From the line containing "Extract the structured" through the last line of the entries below, repeat each line word for word and leave out the rest.
— start Records —
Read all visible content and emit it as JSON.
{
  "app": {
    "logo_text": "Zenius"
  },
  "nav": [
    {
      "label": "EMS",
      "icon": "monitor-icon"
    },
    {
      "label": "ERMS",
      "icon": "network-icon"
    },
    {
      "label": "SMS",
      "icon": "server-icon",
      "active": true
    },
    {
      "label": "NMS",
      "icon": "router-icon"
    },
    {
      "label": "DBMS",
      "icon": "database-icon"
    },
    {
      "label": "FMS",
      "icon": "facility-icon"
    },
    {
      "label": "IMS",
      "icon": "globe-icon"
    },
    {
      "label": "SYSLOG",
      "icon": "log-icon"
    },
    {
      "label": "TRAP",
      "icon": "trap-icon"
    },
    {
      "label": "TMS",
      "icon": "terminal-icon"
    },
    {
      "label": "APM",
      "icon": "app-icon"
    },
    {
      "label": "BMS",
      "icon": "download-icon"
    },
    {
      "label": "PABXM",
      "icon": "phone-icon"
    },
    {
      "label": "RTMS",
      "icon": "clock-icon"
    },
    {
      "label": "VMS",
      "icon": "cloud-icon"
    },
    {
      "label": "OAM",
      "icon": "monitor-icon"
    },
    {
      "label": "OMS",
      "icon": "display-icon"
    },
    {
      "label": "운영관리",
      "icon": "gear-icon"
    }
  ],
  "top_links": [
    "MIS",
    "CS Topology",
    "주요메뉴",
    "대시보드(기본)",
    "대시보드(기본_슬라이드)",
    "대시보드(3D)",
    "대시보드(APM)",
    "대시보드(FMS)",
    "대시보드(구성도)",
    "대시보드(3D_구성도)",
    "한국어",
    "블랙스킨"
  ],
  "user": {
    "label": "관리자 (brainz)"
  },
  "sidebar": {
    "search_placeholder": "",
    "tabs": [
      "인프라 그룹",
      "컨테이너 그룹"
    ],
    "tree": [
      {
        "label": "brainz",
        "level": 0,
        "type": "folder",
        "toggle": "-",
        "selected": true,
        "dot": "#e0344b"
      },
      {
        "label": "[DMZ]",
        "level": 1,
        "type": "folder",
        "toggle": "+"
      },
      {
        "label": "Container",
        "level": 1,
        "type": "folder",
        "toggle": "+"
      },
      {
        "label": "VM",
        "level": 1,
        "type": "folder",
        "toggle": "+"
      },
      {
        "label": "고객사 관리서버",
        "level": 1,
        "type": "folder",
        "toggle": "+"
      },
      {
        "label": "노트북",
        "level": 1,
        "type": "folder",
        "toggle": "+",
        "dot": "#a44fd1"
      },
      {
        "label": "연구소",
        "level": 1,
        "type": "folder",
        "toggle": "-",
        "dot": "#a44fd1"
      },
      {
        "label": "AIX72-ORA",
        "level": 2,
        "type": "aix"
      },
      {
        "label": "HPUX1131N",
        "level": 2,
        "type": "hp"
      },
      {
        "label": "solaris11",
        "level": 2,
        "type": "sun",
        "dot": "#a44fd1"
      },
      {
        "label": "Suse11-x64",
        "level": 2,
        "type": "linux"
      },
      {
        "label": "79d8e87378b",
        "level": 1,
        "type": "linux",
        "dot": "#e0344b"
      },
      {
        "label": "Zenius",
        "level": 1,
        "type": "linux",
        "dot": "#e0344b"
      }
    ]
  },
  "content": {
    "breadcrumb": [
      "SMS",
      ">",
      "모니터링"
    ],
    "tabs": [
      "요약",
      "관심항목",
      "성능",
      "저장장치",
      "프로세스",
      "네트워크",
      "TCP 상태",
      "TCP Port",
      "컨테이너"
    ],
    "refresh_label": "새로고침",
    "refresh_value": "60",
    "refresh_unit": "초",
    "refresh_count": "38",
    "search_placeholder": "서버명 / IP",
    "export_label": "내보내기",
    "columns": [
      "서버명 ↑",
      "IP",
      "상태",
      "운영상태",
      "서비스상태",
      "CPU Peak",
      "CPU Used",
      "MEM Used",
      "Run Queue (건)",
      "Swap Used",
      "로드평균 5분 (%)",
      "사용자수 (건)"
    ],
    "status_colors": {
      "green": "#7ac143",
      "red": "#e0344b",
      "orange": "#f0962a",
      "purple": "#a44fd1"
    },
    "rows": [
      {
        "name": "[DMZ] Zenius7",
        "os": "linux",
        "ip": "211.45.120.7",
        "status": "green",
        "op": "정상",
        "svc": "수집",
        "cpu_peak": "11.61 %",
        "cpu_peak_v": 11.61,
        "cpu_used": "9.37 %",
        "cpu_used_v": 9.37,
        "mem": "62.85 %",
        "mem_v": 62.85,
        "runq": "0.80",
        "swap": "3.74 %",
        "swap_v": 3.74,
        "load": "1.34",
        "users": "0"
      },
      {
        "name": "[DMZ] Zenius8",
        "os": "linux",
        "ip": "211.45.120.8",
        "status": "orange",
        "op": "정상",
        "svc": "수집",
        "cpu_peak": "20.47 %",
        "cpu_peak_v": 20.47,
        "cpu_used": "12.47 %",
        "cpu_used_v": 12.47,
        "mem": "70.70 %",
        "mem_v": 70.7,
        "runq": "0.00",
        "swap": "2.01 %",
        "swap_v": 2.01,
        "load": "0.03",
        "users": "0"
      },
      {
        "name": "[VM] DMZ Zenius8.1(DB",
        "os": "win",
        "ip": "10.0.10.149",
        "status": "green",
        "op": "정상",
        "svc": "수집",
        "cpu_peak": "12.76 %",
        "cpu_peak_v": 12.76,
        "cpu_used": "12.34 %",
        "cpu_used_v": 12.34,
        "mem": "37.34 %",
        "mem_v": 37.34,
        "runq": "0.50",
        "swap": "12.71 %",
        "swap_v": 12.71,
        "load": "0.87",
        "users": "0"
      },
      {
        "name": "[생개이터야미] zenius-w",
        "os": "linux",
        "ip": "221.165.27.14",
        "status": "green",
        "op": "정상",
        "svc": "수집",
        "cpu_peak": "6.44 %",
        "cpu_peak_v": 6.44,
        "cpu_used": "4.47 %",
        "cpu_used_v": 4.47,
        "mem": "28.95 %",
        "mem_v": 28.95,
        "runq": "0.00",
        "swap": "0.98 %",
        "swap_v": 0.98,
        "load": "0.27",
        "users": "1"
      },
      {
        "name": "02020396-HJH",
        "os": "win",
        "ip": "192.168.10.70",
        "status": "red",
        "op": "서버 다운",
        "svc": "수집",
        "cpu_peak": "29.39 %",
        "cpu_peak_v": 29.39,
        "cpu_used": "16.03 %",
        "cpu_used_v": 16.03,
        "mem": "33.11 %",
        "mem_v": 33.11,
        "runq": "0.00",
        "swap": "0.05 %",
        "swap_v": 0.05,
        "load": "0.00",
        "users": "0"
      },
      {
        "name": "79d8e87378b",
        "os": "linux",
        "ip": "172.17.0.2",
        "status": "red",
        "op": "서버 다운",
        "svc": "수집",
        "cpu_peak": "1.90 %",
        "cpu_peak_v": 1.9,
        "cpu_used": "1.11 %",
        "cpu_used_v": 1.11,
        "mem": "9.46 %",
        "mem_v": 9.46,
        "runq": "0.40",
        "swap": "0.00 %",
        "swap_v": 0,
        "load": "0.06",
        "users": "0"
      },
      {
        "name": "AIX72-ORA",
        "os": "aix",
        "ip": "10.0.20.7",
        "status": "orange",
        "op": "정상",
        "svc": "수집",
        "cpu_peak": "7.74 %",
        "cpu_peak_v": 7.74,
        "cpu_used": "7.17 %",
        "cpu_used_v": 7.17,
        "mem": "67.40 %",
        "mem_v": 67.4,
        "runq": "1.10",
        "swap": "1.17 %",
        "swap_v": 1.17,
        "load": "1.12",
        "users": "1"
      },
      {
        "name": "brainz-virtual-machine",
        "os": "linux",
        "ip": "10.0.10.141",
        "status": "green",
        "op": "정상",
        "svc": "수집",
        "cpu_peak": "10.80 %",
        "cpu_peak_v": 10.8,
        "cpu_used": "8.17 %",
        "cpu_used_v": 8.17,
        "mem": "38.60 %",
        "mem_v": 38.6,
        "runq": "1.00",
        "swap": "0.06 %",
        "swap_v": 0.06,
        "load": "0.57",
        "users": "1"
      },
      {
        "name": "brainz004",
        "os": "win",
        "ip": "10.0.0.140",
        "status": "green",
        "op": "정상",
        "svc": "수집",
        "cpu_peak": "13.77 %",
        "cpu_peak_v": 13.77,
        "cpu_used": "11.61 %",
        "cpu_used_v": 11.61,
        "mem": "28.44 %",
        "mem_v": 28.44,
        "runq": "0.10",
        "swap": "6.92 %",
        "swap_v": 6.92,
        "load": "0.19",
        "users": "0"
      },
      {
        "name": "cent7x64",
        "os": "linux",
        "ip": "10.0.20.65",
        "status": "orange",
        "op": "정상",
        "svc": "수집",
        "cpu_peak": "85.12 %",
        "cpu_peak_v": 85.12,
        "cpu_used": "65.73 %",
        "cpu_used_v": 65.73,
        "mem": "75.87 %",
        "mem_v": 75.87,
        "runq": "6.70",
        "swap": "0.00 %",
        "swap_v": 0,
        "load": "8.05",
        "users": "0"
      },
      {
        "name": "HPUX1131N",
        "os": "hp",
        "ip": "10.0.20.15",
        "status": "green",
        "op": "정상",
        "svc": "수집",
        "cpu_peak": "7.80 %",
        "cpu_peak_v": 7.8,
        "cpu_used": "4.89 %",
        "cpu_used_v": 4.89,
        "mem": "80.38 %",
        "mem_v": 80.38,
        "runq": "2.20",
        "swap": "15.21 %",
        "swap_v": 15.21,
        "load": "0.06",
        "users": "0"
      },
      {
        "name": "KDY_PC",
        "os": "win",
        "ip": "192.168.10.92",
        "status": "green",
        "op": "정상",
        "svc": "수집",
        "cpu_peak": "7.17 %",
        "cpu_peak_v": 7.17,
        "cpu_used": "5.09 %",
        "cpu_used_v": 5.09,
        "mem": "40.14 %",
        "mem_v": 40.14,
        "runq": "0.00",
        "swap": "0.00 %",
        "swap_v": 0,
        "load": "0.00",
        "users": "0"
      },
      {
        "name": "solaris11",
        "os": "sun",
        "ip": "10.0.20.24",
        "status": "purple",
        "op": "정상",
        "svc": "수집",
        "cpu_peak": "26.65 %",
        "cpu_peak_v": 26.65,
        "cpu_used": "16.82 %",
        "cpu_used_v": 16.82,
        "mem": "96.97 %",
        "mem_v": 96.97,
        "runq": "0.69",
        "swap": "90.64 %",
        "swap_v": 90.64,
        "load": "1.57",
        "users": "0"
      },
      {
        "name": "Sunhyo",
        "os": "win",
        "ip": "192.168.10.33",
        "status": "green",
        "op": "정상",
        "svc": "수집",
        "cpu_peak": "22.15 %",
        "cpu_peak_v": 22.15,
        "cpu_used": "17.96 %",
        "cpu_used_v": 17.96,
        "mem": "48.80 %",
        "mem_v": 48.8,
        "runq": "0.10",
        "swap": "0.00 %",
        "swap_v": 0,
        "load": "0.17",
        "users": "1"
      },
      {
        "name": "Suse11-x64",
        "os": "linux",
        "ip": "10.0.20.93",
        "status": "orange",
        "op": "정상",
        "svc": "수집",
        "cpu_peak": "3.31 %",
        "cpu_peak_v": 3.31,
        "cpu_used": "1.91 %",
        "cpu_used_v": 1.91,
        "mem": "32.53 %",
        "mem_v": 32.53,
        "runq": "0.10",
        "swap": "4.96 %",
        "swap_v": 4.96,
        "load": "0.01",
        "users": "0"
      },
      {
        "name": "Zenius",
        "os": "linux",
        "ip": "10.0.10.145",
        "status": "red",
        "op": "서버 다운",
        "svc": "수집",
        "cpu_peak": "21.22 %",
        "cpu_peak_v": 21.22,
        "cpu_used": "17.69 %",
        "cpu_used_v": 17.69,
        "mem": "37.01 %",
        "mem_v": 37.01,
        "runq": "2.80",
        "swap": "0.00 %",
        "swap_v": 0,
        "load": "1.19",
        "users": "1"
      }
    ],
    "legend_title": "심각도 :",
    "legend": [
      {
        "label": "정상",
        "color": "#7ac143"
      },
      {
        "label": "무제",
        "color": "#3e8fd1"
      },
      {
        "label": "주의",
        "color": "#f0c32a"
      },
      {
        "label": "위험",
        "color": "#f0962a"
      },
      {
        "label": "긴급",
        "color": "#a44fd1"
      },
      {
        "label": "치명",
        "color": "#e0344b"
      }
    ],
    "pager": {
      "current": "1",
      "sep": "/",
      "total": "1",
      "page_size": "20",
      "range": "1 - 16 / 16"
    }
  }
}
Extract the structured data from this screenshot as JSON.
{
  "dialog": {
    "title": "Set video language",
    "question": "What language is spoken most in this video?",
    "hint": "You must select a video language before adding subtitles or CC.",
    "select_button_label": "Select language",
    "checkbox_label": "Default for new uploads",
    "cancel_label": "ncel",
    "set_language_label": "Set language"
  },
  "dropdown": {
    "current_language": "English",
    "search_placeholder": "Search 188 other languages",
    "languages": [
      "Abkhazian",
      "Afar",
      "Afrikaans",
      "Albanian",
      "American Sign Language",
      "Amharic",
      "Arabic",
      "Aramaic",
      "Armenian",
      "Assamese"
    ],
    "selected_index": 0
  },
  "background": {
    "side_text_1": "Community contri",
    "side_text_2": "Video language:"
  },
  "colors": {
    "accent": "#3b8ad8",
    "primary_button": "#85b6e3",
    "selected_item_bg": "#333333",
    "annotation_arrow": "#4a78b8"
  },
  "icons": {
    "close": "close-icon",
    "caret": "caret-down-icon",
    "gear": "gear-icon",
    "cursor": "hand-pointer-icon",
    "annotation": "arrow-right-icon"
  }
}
— end Records —
== Answer to this problem ==
Extract the structured data from this screenshot as JSON.
{
  "dialog": {
    "title": "Set video language",
    "question": "What language is spoken most in this video?",
    "hint": "You must select a video language before adding subtitles or CC.",
    "select_button_label": "Select language",
    "checkbox_label": "Default for new uploads",
    "cancel_label": "ncel",
    "set_language_label": "Set language"
  },
  "dropdown": {
    "current_language": "English",
    "search_placeholder": "Search 188 other languages",
    "languages": [
      "Abkhazian",
      "Afar",
      "Afrikaans",
      "Albanian",
      "American Sign Language",
      "Amharic",
      "Arabic",
      "Aramaic",
      "Armenian",
      "Assamese"
    ],
    "selected_index": 0
  },
  "background": {
    "side_text_1": "Community contri",
    "side_text_2": "Video language:"
  },
  "colors": {
    "accent": "#3b8ad8",
    "primary_button": "#85b6e3",
    "selected_item_bg": "#333333",
    "annotation_arrow": "#4a78b8"
  },
  "icons": {
    "close": "close-icon",
    "caret": "caret-down-icon",
    "gear": "gear-icon",
    "cursor": "hand-pointer-icon",
    "annotation": "arrow-right-icon"
  }
}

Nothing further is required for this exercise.